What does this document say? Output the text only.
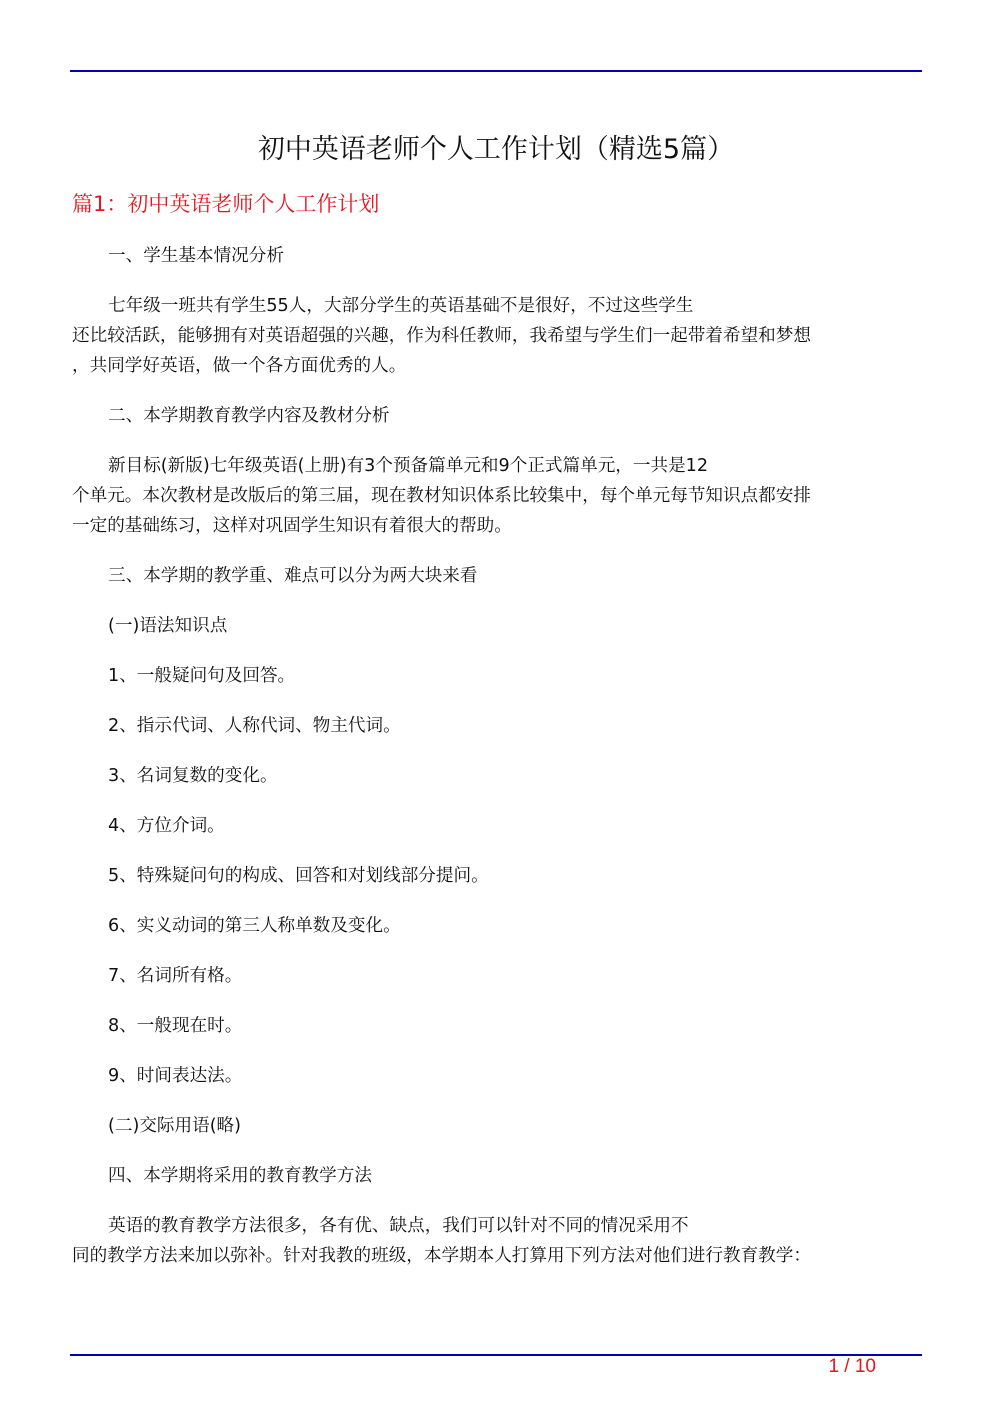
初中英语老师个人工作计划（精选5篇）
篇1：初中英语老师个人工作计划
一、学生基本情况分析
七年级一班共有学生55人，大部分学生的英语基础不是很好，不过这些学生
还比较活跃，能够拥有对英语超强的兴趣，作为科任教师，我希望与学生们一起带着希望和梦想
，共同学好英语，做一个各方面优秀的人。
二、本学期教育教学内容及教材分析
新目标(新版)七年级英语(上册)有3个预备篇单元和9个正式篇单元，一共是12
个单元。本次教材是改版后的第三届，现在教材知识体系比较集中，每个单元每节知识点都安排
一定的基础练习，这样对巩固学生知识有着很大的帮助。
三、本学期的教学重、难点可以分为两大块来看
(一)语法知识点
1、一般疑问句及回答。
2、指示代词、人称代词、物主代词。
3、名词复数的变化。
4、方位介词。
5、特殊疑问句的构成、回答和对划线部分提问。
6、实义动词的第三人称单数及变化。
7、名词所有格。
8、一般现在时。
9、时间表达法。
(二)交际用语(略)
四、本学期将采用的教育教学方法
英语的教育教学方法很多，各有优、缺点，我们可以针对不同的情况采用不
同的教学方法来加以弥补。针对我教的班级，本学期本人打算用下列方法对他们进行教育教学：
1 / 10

--*--

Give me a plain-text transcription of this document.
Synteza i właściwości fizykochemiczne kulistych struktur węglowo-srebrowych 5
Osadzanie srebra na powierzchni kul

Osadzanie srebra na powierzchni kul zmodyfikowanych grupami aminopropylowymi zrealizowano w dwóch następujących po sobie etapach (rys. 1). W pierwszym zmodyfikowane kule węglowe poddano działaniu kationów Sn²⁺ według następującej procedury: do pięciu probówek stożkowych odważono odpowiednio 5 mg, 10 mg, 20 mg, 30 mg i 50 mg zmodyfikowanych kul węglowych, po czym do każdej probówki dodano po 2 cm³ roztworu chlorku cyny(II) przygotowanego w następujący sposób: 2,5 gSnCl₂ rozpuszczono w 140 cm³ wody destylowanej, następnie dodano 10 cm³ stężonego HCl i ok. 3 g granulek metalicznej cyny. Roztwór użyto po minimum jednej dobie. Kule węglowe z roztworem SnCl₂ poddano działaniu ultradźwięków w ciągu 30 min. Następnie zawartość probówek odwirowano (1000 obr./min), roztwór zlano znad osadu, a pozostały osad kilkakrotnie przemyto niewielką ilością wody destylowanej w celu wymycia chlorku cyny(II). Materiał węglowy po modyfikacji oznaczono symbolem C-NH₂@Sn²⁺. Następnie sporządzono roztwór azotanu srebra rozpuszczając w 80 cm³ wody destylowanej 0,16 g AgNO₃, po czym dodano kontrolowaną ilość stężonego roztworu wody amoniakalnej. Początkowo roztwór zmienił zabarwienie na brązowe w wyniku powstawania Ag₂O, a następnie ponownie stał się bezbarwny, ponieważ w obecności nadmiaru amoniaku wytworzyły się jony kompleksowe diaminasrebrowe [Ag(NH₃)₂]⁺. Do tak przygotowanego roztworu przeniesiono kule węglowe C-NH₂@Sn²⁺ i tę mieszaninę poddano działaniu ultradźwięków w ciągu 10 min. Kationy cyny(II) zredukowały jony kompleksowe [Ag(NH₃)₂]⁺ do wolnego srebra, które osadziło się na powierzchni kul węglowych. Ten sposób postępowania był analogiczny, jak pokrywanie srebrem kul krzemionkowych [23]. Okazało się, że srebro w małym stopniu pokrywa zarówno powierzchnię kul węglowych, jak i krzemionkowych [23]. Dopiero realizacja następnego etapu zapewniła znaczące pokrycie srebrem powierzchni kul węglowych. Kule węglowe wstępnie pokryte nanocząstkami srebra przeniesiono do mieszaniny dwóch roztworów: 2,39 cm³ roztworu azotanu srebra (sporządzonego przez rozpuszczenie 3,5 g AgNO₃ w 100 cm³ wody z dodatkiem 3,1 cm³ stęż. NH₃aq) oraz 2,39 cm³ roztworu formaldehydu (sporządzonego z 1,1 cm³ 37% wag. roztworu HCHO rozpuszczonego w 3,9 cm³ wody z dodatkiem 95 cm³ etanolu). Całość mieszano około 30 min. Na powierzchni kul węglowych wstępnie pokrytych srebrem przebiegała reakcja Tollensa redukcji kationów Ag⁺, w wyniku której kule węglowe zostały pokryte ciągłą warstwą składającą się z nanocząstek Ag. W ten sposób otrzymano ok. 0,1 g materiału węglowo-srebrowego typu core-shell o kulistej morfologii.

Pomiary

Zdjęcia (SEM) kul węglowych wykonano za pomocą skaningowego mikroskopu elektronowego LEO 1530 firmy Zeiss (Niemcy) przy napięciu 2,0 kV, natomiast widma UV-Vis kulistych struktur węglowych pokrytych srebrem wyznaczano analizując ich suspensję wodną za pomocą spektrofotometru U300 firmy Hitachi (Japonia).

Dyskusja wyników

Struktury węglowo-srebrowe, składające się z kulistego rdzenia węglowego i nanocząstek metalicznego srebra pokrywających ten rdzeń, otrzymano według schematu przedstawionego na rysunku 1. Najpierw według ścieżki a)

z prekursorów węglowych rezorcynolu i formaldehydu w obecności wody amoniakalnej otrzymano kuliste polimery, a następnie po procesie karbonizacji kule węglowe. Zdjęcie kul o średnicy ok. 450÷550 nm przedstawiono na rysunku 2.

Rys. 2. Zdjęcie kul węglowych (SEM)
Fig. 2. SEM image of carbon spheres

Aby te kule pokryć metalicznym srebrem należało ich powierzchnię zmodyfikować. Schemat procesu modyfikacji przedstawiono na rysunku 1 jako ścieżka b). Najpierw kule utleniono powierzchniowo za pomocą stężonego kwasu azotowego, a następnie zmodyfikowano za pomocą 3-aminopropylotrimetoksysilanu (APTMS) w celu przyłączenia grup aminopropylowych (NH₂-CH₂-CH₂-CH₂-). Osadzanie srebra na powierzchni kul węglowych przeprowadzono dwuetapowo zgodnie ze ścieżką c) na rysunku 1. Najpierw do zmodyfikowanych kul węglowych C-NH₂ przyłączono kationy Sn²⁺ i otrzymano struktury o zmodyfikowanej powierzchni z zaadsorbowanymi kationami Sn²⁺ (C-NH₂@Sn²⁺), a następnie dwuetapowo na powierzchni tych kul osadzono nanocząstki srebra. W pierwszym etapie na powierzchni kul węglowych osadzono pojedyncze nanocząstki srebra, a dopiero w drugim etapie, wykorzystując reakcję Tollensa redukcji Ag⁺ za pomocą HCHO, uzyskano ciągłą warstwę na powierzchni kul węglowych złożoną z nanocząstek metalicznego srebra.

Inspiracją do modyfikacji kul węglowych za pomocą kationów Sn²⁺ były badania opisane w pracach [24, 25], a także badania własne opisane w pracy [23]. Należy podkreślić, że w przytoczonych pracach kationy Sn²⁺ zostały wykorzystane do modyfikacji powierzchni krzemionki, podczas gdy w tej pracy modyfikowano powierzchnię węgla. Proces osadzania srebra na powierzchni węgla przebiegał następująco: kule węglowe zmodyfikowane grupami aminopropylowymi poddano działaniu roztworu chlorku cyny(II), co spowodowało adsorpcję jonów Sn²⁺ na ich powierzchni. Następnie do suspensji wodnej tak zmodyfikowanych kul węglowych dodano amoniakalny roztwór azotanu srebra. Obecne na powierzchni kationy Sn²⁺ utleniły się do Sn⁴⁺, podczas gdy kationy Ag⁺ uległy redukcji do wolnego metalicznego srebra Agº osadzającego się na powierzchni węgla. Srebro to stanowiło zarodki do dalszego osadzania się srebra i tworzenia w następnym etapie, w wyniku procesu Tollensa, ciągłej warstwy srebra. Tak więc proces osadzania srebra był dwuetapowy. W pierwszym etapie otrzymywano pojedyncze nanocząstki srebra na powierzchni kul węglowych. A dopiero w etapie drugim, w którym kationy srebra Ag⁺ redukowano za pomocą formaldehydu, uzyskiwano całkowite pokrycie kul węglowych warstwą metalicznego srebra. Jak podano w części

--*--

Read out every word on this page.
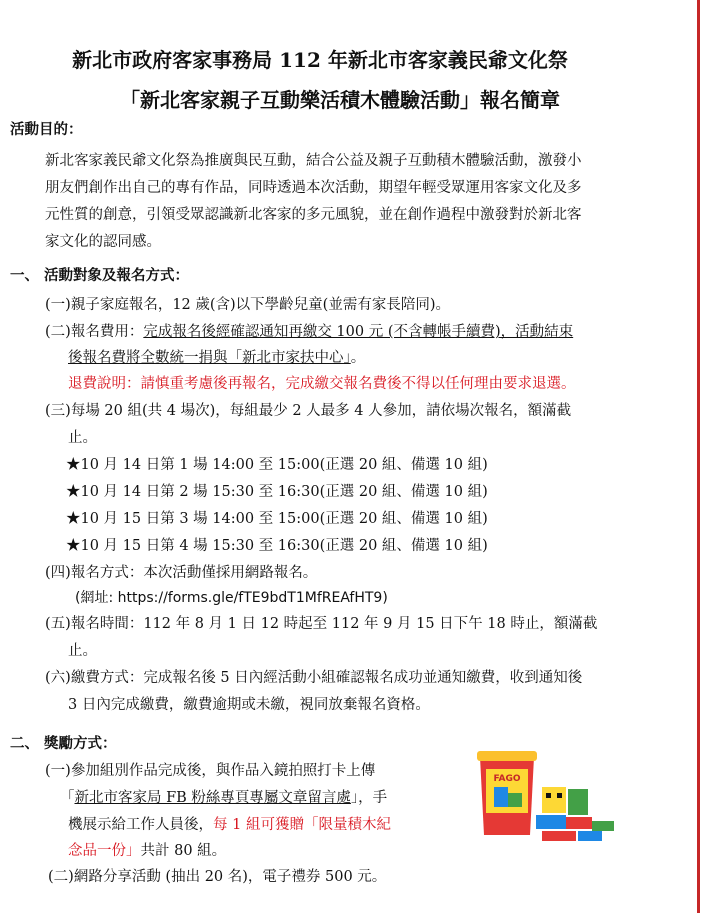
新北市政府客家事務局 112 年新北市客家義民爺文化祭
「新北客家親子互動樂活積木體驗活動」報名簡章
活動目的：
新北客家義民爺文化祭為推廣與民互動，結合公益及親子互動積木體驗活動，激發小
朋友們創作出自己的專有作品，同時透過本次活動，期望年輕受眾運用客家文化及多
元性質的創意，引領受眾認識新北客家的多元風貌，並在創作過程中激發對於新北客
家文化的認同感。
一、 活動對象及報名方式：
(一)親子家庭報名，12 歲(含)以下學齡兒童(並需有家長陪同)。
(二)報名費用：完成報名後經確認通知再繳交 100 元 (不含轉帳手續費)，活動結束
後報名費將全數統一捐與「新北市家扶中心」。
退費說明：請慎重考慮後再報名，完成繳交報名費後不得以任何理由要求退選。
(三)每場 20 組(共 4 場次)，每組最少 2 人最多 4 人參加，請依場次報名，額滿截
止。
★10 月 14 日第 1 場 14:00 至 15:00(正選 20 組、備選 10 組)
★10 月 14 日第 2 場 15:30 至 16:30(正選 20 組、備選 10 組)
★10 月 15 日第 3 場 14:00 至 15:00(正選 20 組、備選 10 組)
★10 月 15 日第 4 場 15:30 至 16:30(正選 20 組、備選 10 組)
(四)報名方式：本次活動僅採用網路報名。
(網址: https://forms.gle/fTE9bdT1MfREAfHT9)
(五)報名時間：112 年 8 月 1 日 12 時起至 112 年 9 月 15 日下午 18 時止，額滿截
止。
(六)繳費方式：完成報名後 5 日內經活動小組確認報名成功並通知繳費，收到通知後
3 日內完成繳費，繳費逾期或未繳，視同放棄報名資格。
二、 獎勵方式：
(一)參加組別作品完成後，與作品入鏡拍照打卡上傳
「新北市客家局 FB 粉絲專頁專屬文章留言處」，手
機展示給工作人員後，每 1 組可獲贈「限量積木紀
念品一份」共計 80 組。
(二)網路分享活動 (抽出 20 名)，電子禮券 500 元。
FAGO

--*--

*Stated exercise:* Search the data for "Zdjęcie". Copy every line that has it.

*Task output:*
z prekursorów węglowych rezorcynolu i formaldehydu w obecności wody amoniakalnej otrzymano kuliste polimery, a następnie po procesie karbonizacji kule węglowe. Zdjęcie kul o średnicy ok. 450÷550 nm przedstawiono na rysunku 2.
Rys. 2. Zdjęcie kul węglowych (SEM)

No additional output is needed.